━━━ DATA EXTRACT
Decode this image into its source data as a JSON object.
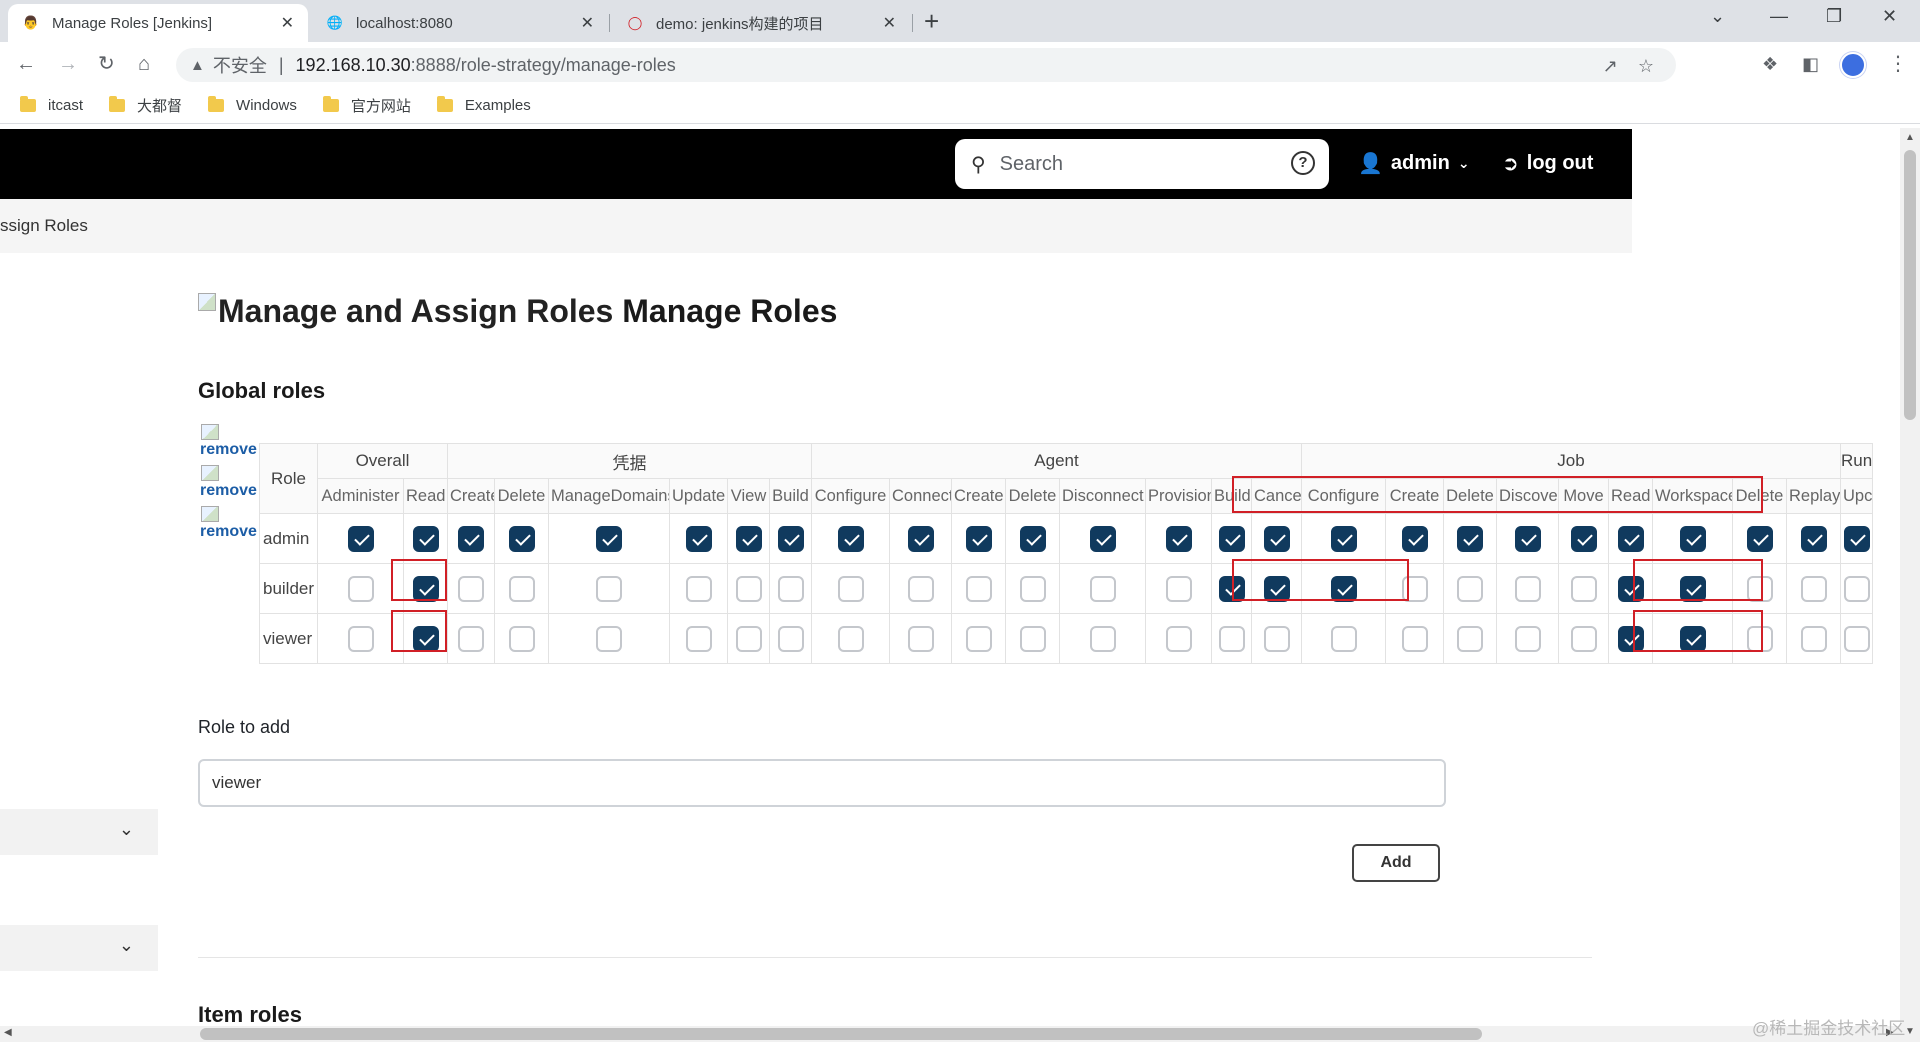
{
  "browser": {
    "tabs": [
      {
        "title": "Manage Roles [Jenkins]",
        "icon": "jenkins-icon",
        "active": true
      },
      {
        "title": "localhost:8080",
        "icon": "globe-icon",
        "active": false
      },
      {
        "title": "demo: jenkins构建的项目",
        "icon": "jenkins-red-icon",
        "active": false
      }
    ],
    "address": {
      "insecure_label": "不安全",
      "separator": "|",
      "host": "192.168.10.30",
      "rest": ":8888/role-strategy/manage-roles"
    },
    "bookmarks": [
      "itcast",
      "大都督",
      "Windows",
      "官方网站",
      "Examples"
    ]
  },
  "header": {
    "search_placeholder": "Search",
    "user": "admin",
    "logout": "log out"
  },
  "breadcrumb": "ssign Roles",
  "page": {
    "title_alt": "Manage and Assign Roles",
    "title": "Manage Roles",
    "global_roles_heading": "Global roles",
    "role_column": "Role",
    "groups": [
      {
        "name": "Overall",
        "span": 2
      },
      {
        "name": "凭据",
        "span": 6
      },
      {
        "name": "Agent",
        "span": 8
      },
      {
        "name": "Job",
        "span": 9
      },
      {
        "name": "Run",
        "span": 3
      }
    ],
    "permissions": [
      "Administer",
      "Read",
      "Create",
      "Delete",
      "ManageDomains",
      "Update",
      "View",
      "Build",
      "Configure",
      "Connect",
      "Create",
      "Delete",
      "Disconnect",
      "Provision",
      "Build",
      "Cancel",
      "Configure",
      "Create",
      "Delete",
      "Discover",
      "Move",
      "Read",
      "Workspace",
      "Delete",
      "Replay",
      "Upc"
    ],
    "remove_label": "remove",
    "roles": [
      {
        "name": "admin",
        "checks": [
          1,
          1,
          1,
          1,
          1,
          1,
          1,
          1,
          1,
          1,
          1,
          1,
          1,
          1,
          1,
          1,
          1,
          1,
          1,
          1,
          1,
          1,
          1,
          1,
          1,
          1
        ]
      },
      {
        "name": "builder",
        "checks": [
          0,
          1,
          0,
          0,
          0,
          0,
          0,
          0,
          0,
          0,
          0,
          0,
          0,
          0,
          1,
          1,
          1,
          0,
          0,
          0,
          0,
          1,
          1,
          0,
          0,
          0
        ]
      },
      {
        "name": "viewer",
        "checks": [
          0,
          1,
          0,
          0,
          0,
          0,
          0,
          0,
          0,
          0,
          0,
          0,
          0,
          0,
          0,
          0,
          0,
          0,
          0,
          0,
          0,
          1,
          1,
          0,
          0,
          0
        ]
      }
    ],
    "role_to_add_label": "Role to add",
    "role_to_add_value": "viewer",
    "add_button": "Add",
    "item_roles_heading": "Item roles"
  },
  "watermark": "@稀土掘金技术社区",
  "colors": {
    "checked": "#103a5e",
    "highlight": "#d11f26",
    "header": "#000000"
  }
}
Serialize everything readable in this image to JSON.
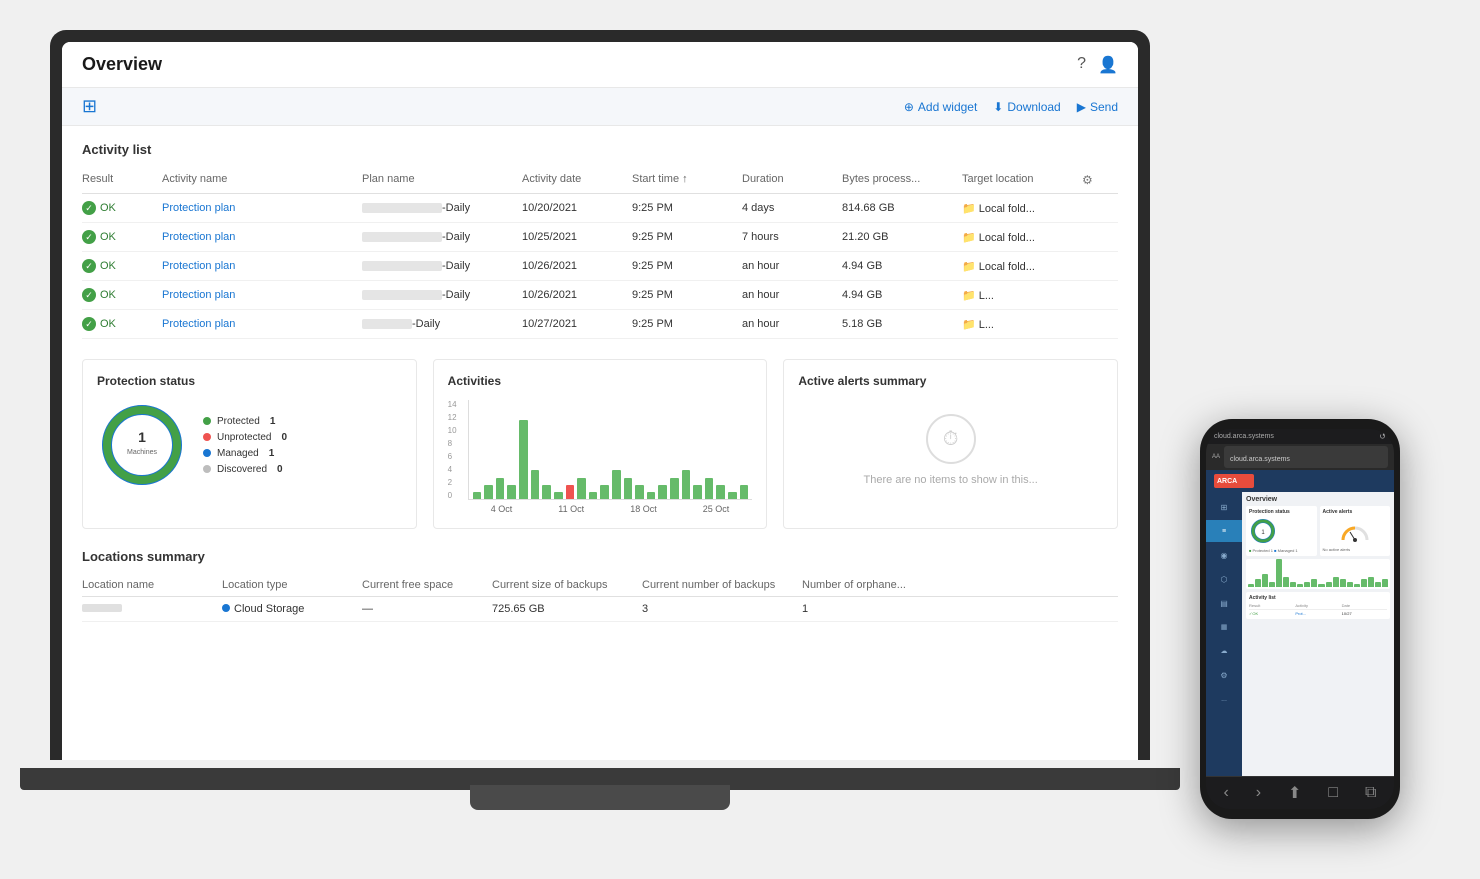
{
  "page": {
    "title": "Overview",
    "toolbar": {
      "add_widget": "Add widget",
      "download": "Download",
      "send": "Send"
    }
  },
  "activity_list": {
    "section_title": "Activity list",
    "columns": [
      "Result",
      "Activity name",
      "Plan name",
      "Activity date",
      "Start time ↑",
      "Duration",
      "Bytes process...",
      "Target location",
      ""
    ],
    "rows": [
      {
        "result": "OK",
        "activity_name": "Protection plan",
        "plan_name": "Daily",
        "activity_date": "10/20/2021",
        "start_time": "9:25 PM",
        "duration": "4 days",
        "bytes": "814.68 GB",
        "target": "Local fold..."
      },
      {
        "result": "OK",
        "activity_name": "Protection plan",
        "plan_name": "Daily",
        "activity_date": "10/25/2021",
        "start_time": "9:25 PM",
        "duration": "7 hours",
        "bytes": "21.20 GB",
        "target": "Local fold..."
      },
      {
        "result": "OK",
        "activity_name": "Protection plan",
        "plan_name": "Daily",
        "activity_date": "10/26/2021",
        "start_time": "9:25 PM",
        "duration": "an hour",
        "bytes": "4.94 GB",
        "target": "Local fold..."
      },
      {
        "result": "OK",
        "activity_name": "Protection plan",
        "plan_name": "Daily",
        "activity_date": "10/26/2021",
        "start_time": "9:25 PM",
        "duration": "an hour",
        "bytes": "4.94 GB",
        "target": "L..."
      },
      {
        "result": "OK",
        "activity_name": "Protection plan",
        "plan_name": "Daily",
        "activity_date": "10/27/2021",
        "start_time": "9:25 PM",
        "duration": "an hour",
        "bytes": "5.18 GB",
        "target": "L..."
      }
    ]
  },
  "protection_status": {
    "section_title": "Protection status",
    "donut": {
      "center_number": "1",
      "center_label": "Machines"
    },
    "legend": [
      {
        "label": "Protected",
        "value": "1",
        "color": "#43a047"
      },
      {
        "label": "Unprotected",
        "value": "0",
        "color": "#ef5350"
      },
      {
        "label": "Managed",
        "value": "1",
        "color": "#1976d2"
      },
      {
        "label": "Discovered",
        "value": "0",
        "color": "#bdbdbd"
      }
    ]
  },
  "activities": {
    "section_title": "Activities",
    "y_labels": [
      "14",
      "12",
      "10",
      "8",
      "6",
      "4",
      "2",
      "0"
    ],
    "x_labels": [
      "4 Oct",
      "11 Oct",
      "18 Oct",
      "25 Oct"
    ],
    "bars": [
      1,
      2,
      3,
      2,
      11,
      4,
      2,
      1,
      2,
      3,
      1,
      2,
      4,
      3,
      2,
      1,
      2,
      3,
      4,
      2,
      3,
      2,
      1,
      2
    ],
    "bar_colors": [
      "g",
      "g",
      "g",
      "g",
      "g",
      "g",
      "g",
      "g",
      "r",
      "g",
      "g",
      "g",
      "g",
      "g",
      "g",
      "g",
      "g",
      "g",
      "g",
      "g",
      "g",
      "g",
      "g",
      "g"
    ]
  },
  "active_alerts": {
    "section_title": "Active alerts summary",
    "empty_message": "There are no items to show in this..."
  },
  "locations_summary": {
    "section_title": "Locations summary",
    "columns": [
      "Location name",
      "Location type",
      "Current free space",
      "Current size of backups",
      "Current number of backups",
      "Number of orphane..."
    ],
    "rows": [
      {
        "name": "—",
        "type": "Cloud Storage",
        "free_space": "—",
        "size": "725.65 GB",
        "count": "3",
        "orphaned": "1"
      }
    ]
  },
  "phone": {
    "url": "cloud.arca.systems",
    "sidebar_items": [
      "☰",
      "⊞",
      "★",
      "⬡",
      "▤",
      "⊕",
      "↑",
      "☁",
      "⚙",
      "..."
    ],
    "overview_label": "Overview"
  }
}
━━━━━━
#### [STATED EXERCISE]
Output all the records, word for word, with no pictures in the copy.

#### [THE OUTPUT]
Decode this image into its source data as a JSON object.
{
  "browser": {
    "tabs": [
      {
        "title": "Manage Roles [Jenkins]",
        "icon": "jenkins-icon",
        "active": true
      },
      {
        "title": "localhost:8080",
        "icon": "globe-icon",
        "active": false
      },
      {
        "title": "demo: jenkins构建的项目",
        "icon": "jenkins-red-icon",
        "active": false
      }
    ],
    "address": {
      "insecure_label": "不安全",
      "separator": "|",
      "host": "192.168.10.30",
      "rest": ":8888/role-strategy/manage-roles"
    },
    "bookmarks": [
      "itcast",
      "大都督",
      "Windows",
      "官方网站",
      "Examples"
    ]
  },
  "header": {
    "search_placeholder": "Search",
    "user": "admin",
    "logout": "log out"
  },
  "breadcrumb": "ssign Roles",
  "page": {
    "title_alt": "Manage and Assign Roles",
    "title": "Manage Roles",
    "global_roles_heading": "Global roles",
    "role_column": "Role",
    "groups": [
      {
        "name": "Overall",
        "span": 2
      },
      {
        "name": "凭据",
        "span": 6
      },
      {
        "name": "Agent",
        "span": 8
      },
      {
        "name": "Job",
        "span": 9
      },
      {
        "name": "Run",
        "span": 3
      }
    ],
    "permissions": [
      "Administer",
      "Read",
      "Create",
      "Delete",
      "ManageDomains",
      "Update",
      "View",
      "Build",
      "Configure",
      "Connect",
      "Create",
      "Delete",
      "Disconnect",
      "Provision",
      "Build",
      "Cancel",
      "Configure",
      "Create",
      "Delete",
      "Discover",
      "Move",
      "Read",
      "Workspace",
      "Delete",
      "Replay",
      "Upc"
    ],
    "remove_label": "remove",
    "roles": [
      {
        "name": "admin",
        "checks": [
          1,
          1,
          1,
          1,
          1,
          1,
          1,
          1,
          1,
          1,
          1,
          1,
          1,
          1,
          1,
          1,
          1,
          1,
          1,
          1,
          1,
          1,
          1,
          1,
          1,
          1
        ]
      },
      {
        "name": "builder",
        "checks": [
          0,
          1,
          0,
          0,
          0,
          0,
          0,
          0,
          0,
          0,
          0,
          0,
          0,
          0,
          1,
          1,
          1,
          0,
          0,
          0,
          0,
          1,
          1,
          0,
          0,
          0
        ]
      },
      {
        "name": "viewer",
        "checks": [
          0,
          1,
          0,
          0,
          0,
          0,
          0,
          0,
          0,
          0,
          0,
          0,
          0,
          0,
          0,
          0,
          0,
          0,
          0,
          0,
          0,
          1,
          1,
          0,
          0,
          0
        ]
      }
    ],
    "role_to_add_label": "Role to add",
    "role_to_add_value": "viewer",
    "add_button": "Add",
    "item_roles_heading": "Item roles"
  },
  "watermark": "@稀土掘金技术社区",
  "colors": {
    "checked": "#103a5e",
    "highlight": "#d11f26",
    "header": "#000000"
  }
}
Serialize everything readable in this image to JSON.
{
  "page": {
    "title": "Overview",
    "toolbar": {
      "add_widget": "Add widget",
      "download": "Download",
      "send": "Send"
    }
  },
  "activity_list": {
    "section_title": "Activity list",
    "columns": [
      "Result",
      "Activity name",
      "Plan name",
      "Activity date",
      "Start time ↑",
      "Duration",
      "Bytes process...",
      "Target location",
      ""
    ],
    "rows": [
      {
        "result": "OK",
        "activity_name": "Protection plan",
        "plan_name": "Daily",
        "activity_date": "10/20/2021",
        "start_time": "9:25 PM",
        "duration": "4 days",
        "bytes": "814.68 GB",
        "target": "Local fold..."
      },
      {
        "result": "OK",
        "activity_name": "Protection plan",
        "plan_name": "Daily",
        "activity_date": "10/25/2021",
        "start_time": "9:25 PM",
        "duration": "7 hours",
        "bytes": "21.20 GB",
        "target": "Local fold..."
      },
      {
        "result": "OK",
        "activity_name": "Protection plan",
        "plan_name": "Daily",
        "activity_date": "10/26/2021",
        "start_time": "9:25 PM",
        "duration": "an hour",
        "bytes": "4.94 GB",
        "target": "Local fold..."
      },
      {
        "result": "OK",
        "activity_name": "Protection plan",
        "plan_name": "Daily",
        "activity_date": "10/26/2021",
        "start_time": "9:25 PM",
        "duration": "an hour",
        "bytes": "4.94 GB",
        "target": "L..."
      },
      {
        "result": "OK",
        "activity_name": "Protection plan",
        "plan_name": "Daily",
        "activity_date": "10/27/2021",
        "start_time": "9:25 PM",
        "duration": "an hour",
        "bytes": "5.18 GB",
        "target": "L..."
      }
    ]
  },
  "protection_status": {
    "section_title": "Protection status",
    "donut": {
      "center_number": "1",
      "center_label": "Machines"
    },
    "legend": [
      {
        "label": "Protected",
        "value": "1",
        "color": "#43a047"
      },
      {
        "label": "Unprotected",
        "value": "0",
        "color": "#ef5350"
      },
      {
        "label": "Managed",
        "value": "1",
        "color": "#1976d2"
      },
      {
        "label": "Discovered",
        "value": "0",
        "color": "#bdbdbd"
      }
    ]
  },
  "activities": {
    "section_title": "Activities",
    "y_labels": [
      "14",
      "12",
      "10",
      "8",
      "6",
      "4",
      "2",
      "0"
    ],
    "x_labels": [
      "4 Oct",
      "11 Oct",
      "18 Oct",
      "25 Oct"
    ],
    "bars": [
      1,
      2,
      3,
      2,
      11,
      4,
      2,
      1,
      2,
      3,
      1,
      2,
      4,
      3,
      2,
      1,
      2,
      3,
      4,
      2,
      3,
      2,
      1,
      2
    ],
    "bar_colors": [
      "g",
      "g",
      "g",
      "g",
      "g",
      "g",
      "g",
      "g",
      "r",
      "g",
      "g",
      "g",
      "g",
      "g",
      "g",
      "g",
      "g",
      "g",
      "g",
      "g",
      "g",
      "g",
      "g",
      "g"
    ]
  },
  "active_alerts": {
    "section_title": "Active alerts summary",
    "empty_message": "There are no items to show in this..."
  },
  "locations_summary": {
    "section_title": "Locations summary",
    "columns": [
      "Location name",
      "Location type",
      "Current free space",
      "Current size of backups",
      "Current number of backups",
      "Number of orphane..."
    ],
    "rows": [
      {
        "name": "—",
        "type": "Cloud Storage",
        "free_space": "—",
        "size": "725.65 GB",
        "count": "3",
        "orphaned": "1"
      }
    ]
  },
  "phone": {
    "url": "cloud.arca.systems",
    "sidebar_items": [
      "☰",
      "⊞",
      "★",
      "⬡",
      "▤",
      "⊕",
      "↑",
      "☁",
      "⚙",
      "..."
    ],
    "overview_label": "Overview"
  }
}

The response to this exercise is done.